═════ Raw records

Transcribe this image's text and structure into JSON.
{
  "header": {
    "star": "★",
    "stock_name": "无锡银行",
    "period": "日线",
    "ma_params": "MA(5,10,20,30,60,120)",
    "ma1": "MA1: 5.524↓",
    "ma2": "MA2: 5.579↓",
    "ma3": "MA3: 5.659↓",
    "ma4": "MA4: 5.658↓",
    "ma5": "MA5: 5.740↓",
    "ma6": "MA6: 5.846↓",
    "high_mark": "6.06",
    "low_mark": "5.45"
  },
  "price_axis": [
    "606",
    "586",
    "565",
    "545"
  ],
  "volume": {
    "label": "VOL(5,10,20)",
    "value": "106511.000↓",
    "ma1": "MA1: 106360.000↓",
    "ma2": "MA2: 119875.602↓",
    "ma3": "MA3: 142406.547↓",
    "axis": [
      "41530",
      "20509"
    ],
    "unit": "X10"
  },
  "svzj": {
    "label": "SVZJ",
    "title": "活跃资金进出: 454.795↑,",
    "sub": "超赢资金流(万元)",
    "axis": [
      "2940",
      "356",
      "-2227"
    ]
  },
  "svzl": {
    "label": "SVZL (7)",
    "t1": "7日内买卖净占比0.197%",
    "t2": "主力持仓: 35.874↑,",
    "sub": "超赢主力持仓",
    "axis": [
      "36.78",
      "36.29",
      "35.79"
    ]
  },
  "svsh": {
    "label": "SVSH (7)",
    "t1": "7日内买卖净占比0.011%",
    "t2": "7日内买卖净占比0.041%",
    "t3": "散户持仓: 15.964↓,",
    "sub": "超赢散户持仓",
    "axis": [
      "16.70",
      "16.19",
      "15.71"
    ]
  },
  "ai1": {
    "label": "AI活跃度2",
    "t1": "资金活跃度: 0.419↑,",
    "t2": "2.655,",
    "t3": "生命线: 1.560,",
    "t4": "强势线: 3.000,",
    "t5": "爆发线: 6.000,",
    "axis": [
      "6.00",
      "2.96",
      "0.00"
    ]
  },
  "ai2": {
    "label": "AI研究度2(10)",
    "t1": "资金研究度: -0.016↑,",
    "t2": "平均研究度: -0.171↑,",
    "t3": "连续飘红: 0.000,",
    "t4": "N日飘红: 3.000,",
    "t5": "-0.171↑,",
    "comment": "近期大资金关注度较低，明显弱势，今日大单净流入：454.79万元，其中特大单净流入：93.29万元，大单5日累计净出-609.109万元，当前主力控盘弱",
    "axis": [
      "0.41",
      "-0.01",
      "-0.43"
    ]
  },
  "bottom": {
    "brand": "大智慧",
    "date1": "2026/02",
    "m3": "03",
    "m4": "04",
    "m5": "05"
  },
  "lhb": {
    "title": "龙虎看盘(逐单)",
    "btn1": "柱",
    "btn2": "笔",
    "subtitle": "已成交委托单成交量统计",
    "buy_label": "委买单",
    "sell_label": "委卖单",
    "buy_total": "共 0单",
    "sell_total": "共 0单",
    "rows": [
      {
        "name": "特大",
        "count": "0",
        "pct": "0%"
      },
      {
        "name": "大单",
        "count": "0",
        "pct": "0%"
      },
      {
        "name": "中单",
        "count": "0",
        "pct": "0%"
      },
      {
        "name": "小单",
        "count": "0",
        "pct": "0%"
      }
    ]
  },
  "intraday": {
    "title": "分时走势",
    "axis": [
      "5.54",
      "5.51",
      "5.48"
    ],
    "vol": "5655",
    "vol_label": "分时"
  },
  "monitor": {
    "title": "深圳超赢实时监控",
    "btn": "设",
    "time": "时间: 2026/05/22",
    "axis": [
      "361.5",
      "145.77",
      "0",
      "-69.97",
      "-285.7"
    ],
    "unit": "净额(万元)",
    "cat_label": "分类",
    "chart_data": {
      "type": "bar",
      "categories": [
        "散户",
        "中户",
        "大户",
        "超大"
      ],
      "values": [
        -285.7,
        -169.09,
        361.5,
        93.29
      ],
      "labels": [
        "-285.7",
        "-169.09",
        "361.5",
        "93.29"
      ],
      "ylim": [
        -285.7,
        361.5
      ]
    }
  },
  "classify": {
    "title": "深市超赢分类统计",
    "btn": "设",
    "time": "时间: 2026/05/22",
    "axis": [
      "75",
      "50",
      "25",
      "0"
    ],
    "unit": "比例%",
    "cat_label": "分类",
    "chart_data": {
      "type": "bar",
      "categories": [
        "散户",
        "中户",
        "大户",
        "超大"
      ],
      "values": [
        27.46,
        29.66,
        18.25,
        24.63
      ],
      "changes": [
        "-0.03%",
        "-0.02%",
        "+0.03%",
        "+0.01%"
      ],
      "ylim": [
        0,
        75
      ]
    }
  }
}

══════════

Return the listing above word for word.

— Finished task —
Transcribe this image's text and structure into JSON.
{
  "header": {
    "star": "★",
    "stock_name": "无锡银行",
    "period": "日线",
    "ma_params": "MA(5,10,20,30,60,120)",
    "ma1": "MA1: 5.524↓",
    "ma2": "MA2: 5.579↓",
    "ma3": "MA3: 5.659↓",
    "ma4": "MA4: 5.658↓",
    "ma5": "MA5: 5.740↓",
    "ma6": "MA6: 5.846↓",
    "high_mark": "6.06",
    "low_mark": "5.45"
  },
  "price_axis": [
    "606",
    "586",
    "565",
    "545"
  ],
  "volume": {
    "label": "VOL(5,10,20)",
    "value": "106511.000↓",
    "ma1": "MA1: 106360.000↓",
    "ma2": "MA2: 119875.602↓",
    "ma3": "MA3: 142406.547↓",
    "axis": [
      "41530",
      "20509"
    ],
    "unit": "X10"
  },
  "svzj": {
    "label": "SVZJ",
    "title": "活跃资金进出: 454.795↑,",
    "sub": "超赢资金流(万元)",
    "axis": [
      "2940",
      "356",
      "-2227"
    ]
  },
  "svzl": {
    "label": "SVZL (7)",
    "t1": "7日内买卖净占比0.197%",
    "t2": "主力持仓: 35.874↑,",
    "sub": "超赢主力持仓",
    "axis": [
      "36.78",
      "36.29",
      "35.79"
    ]
  },
  "svsh": {
    "label": "SVSH (7)",
    "t1": "7日内买卖净占比0.011%",
    "t2": "7日内买卖净占比0.041%",
    "t3": "散户持仓: 15.964↓,",
    "sub": "超赢散户持仓",
    "axis": [
      "16.70",
      "16.19",
      "15.71"
    ]
  },
  "ai1": {
    "label": "AI活跃度2",
    "t1": "资金活跃度: 0.419↑,",
    "t2": "2.655,",
    "t3": "生命线: 1.560,",
    "t4": "强势线: 3.000,",
    "t5": "爆发线: 6.000,",
    "axis": [
      "6.00",
      "2.96",
      "0.00"
    ]
  },
  "ai2": {
    "label": "AI研究度2(10)",
    "t1": "资金研究度: -0.016↑,",
    "t2": "平均研究度: -0.171↑,",
    "t3": "连续飘红: 0.000,",
    "t4": "N日飘红: 3.000,",
    "t5": "-0.171↑,",
    "comment": "近期大资金关注度较低，明显弱势，今日大单净流入：454.79万元，其中特大单净流入：93.29万元，大单5日累计净出-609.109万元，当前主力控盘弱",
    "axis": [
      "0.41",
      "-0.01",
      "-0.43"
    ]
  },
  "bottom": {
    "brand": "大智慧",
    "date1": "2026/02",
    "m3": "03",
    "m4": "04",
    "m5": "05"
  },
  "lhb": {
    "title": "龙虎看盘(逐单)",
    "btn1": "柱",
    "btn2": "笔",
    "subtitle": "已成交委托单成交量统计",
    "buy_label": "委买单",
    "sell_label": "委卖单",
    "buy_total": "共 0单",
    "sell_total": "共 0单",
    "rows": [
      {
        "name": "特大",
        "count": "0",
        "pct": "0%"
      },
      {
        "name": "大单",
        "count": "0",
        "pct": "0%"
      },
      {
        "name": "中单",
        "count": "0",
        "pct": "0%"
      },
      {
        "name": "小单",
        "count": "0",
        "pct": "0%"
      }
    ]
  },
  "intraday": {
    "title": "分时走势",
    "axis": [
      "5.54",
      "5.51",
      "5.48"
    ],
    "vol": "5655",
    "vol_label": "分时"
  },
  "monitor": {
    "title": "深圳超赢实时监控",
    "btn": "设",
    "time": "时间: 2026/05/22",
    "axis": [
      "361.5",
      "145.77",
      "0",
      "-69.97",
      "-285.7"
    ],
    "unit": "净额(万元)",
    "cat_label": "分类",
    "chart_data": {
      "type": "bar",
      "categories": [
        "散户",
        "中户",
        "大户",
        "超大"
      ],
      "values": [
        -285.7,
        -169.09,
        361.5,
        93.29
      ],
      "labels": [
        "-285.7",
        "-169.09",
        "361.5",
        "93.29"
      ],
      "ylim": [
        -285.7,
        361.5
      ]
    }
  },
  "classify": {
    "title": "深市超赢分类统计",
    "btn": "设",
    "time": "时间: 2026/05/22",
    "axis": [
      "75",
      "50",
      "25",
      "0"
    ],
    "unit": "比例%",
    "cat_label": "分类",
    "chart_data": {
      "type": "bar",
      "categories": [
        "散户",
        "中户",
        "大户",
        "超大"
      ],
      "values": [
        27.46,
        29.66,
        18.25,
        24.63
      ],
      "changes": [
        "-0.03%",
        "-0.02%",
        "+0.03%",
        "+0.01%"
      ],
      "ylim": [
        0,
        75
      ]
    }
  }
}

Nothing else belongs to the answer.